Stated exercise
Transcribe all records exactly.

Data items
·····

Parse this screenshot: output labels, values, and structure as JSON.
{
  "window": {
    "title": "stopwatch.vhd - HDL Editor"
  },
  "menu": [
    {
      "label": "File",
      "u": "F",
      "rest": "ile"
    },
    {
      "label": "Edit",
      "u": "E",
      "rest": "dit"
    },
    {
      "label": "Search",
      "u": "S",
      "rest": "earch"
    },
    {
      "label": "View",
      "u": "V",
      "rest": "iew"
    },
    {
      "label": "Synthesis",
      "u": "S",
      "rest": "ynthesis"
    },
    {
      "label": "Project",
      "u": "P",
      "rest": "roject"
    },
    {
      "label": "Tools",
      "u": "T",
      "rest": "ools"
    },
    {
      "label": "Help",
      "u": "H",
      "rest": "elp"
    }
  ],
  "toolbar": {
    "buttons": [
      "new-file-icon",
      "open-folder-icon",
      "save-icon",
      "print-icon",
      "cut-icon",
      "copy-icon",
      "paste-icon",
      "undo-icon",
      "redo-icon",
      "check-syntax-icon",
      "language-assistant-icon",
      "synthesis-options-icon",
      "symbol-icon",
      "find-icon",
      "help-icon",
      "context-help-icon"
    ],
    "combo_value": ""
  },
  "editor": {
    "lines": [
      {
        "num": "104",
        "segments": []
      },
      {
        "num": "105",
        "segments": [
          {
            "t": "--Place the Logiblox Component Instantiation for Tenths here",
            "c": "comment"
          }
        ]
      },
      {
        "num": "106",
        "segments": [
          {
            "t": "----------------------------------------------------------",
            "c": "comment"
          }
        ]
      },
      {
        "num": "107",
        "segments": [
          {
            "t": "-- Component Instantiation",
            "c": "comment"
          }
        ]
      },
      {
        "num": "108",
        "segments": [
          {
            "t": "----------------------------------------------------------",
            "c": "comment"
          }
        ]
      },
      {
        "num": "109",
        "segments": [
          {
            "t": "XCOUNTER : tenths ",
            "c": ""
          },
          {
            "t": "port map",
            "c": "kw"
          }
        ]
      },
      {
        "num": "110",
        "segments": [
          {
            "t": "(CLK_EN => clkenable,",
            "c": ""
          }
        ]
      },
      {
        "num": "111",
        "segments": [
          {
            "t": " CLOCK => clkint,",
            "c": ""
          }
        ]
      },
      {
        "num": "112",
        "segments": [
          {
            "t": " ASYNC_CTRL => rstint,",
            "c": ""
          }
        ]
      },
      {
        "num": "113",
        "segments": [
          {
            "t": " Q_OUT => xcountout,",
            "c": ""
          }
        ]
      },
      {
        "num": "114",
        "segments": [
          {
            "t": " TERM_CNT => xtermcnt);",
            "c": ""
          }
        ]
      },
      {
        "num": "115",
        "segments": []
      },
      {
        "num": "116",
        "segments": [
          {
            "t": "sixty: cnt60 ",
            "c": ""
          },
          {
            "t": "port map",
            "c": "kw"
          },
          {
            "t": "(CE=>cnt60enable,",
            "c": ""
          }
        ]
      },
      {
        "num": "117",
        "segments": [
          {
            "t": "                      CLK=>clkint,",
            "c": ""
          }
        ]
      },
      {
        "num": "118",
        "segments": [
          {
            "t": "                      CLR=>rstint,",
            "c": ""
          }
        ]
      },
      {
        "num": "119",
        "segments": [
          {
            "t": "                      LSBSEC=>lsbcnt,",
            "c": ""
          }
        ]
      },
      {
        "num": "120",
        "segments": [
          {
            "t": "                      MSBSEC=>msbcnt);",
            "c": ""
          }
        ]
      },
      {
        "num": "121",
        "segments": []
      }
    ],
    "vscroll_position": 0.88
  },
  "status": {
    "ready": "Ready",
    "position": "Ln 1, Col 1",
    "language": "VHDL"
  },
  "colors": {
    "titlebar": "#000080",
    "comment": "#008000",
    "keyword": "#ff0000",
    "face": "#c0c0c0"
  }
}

·····

Reply to the exercise
Parse this screenshot: output labels, values, and structure as JSON.
{
  "window": {
    "title": "stopwatch.vhd - HDL Editor"
  },
  "menu": [
    {
      "label": "File",
      "u": "F",
      "rest": "ile"
    },
    {
      "label": "Edit",
      "u": "E",
      "rest": "dit"
    },
    {
      "label": "Search",
      "u": "S",
      "rest": "earch"
    },
    {
      "label": "View",
      "u": "V",
      "rest": "iew"
    },
    {
      "label": "Synthesis",
      "u": "S",
      "rest": "ynthesis"
    },
    {
      "label": "Project",
      "u": "P",
      "rest": "roject"
    },
    {
      "label": "Tools",
      "u": "T",
      "rest": "ools"
    },
    {
      "label": "Help",
      "u": "H",
      "rest": "elp"
    }
  ],
  "toolbar": {
    "buttons": [
      "new-file-icon",
      "open-folder-icon",
      "save-icon",
      "print-icon",
      "cut-icon",
      "copy-icon",
      "paste-icon",
      "undo-icon",
      "redo-icon",
      "check-syntax-icon",
      "language-assistant-icon",
      "synthesis-options-icon",
      "symbol-icon",
      "find-icon",
      "help-icon",
      "context-help-icon"
    ],
    "combo_value": ""
  },
  "editor": {
    "lines": [
      {
        "num": "104",
        "segments": []
      },
      {
        "num": "105",
        "segments": [
          {
            "t": "--Place the Logiblox Component Instantiation for Tenths here",
            "c": "comment"
          }
        ]
      },
      {
        "num": "106",
        "segments": [
          {
            "t": "----------------------------------------------------------",
            "c": "comment"
          }
        ]
      },
      {
        "num": "107",
        "segments": [
          {
            "t": "-- Component Instantiation",
            "c": "comment"
          }
        ]
      },
      {
        "num": "108",
        "segments": [
          {
            "t": "----------------------------------------------------------",
            "c": "comment"
          }
        ]
      },
      {
        "num": "109",
        "segments": [
          {
            "t": "XCOUNTER : tenths ",
            "c": ""
          },
          {
            "t": "port map",
            "c": "kw"
          }
        ]
      },
      {
        "num": "110",
        "segments": [
          {
            "t": "(CLK_EN => clkenable,",
            "c": ""
          }
        ]
      },
      {
        "num": "111",
        "segments": [
          {
            "t": " CLOCK => clkint,",
            "c": ""
          }
        ]
      },
      {
        "num": "112",
        "segments": [
          {
            "t": " ASYNC_CTRL => rstint,",
            "c": ""
          }
        ]
      },
      {
        "num": "113",
        "segments": [
          {
            "t": " Q_OUT => xcountout,",
            "c": ""
          }
        ]
      },
      {
        "num": "114",
        "segments": [
          {
            "t": " TERM_CNT => xtermcnt);",
            "c": ""
          }
        ]
      },
      {
        "num": "115",
        "segments": []
      },
      {
        "num": "116",
        "segments": [
          {
            "t": "sixty: cnt60 ",
            "c": ""
          },
          {
            "t": "port map",
            "c": "kw"
          },
          {
            "t": "(CE=>cnt60enable,",
            "c": ""
          }
        ]
      },
      {
        "num": "117",
        "segments": [
          {
            "t": "                      CLK=>clkint,",
            "c": ""
          }
        ]
      },
      {
        "num": "118",
        "segments": [
          {
            "t": "                      CLR=>rstint,",
            "c": ""
          }
        ]
      },
      {
        "num": "119",
        "segments": [
          {
            "t": "                      LSBSEC=>lsbcnt,",
            "c": ""
          }
        ]
      },
      {
        "num": "120",
        "segments": [
          {
            "t": "                      MSBSEC=>msbcnt);",
            "c": ""
          }
        ]
      },
      {
        "num": "121",
        "segments": []
      }
    ],
    "vscroll_position": 0.88
  },
  "status": {
    "ready": "Ready",
    "position": "Ln 1, Col 1",
    "language": "VHDL"
  },
  "colors": {
    "titlebar": "#000080",
    "comment": "#008000",
    "keyword": "#ff0000",
    "face": "#c0c0c0"
  }
}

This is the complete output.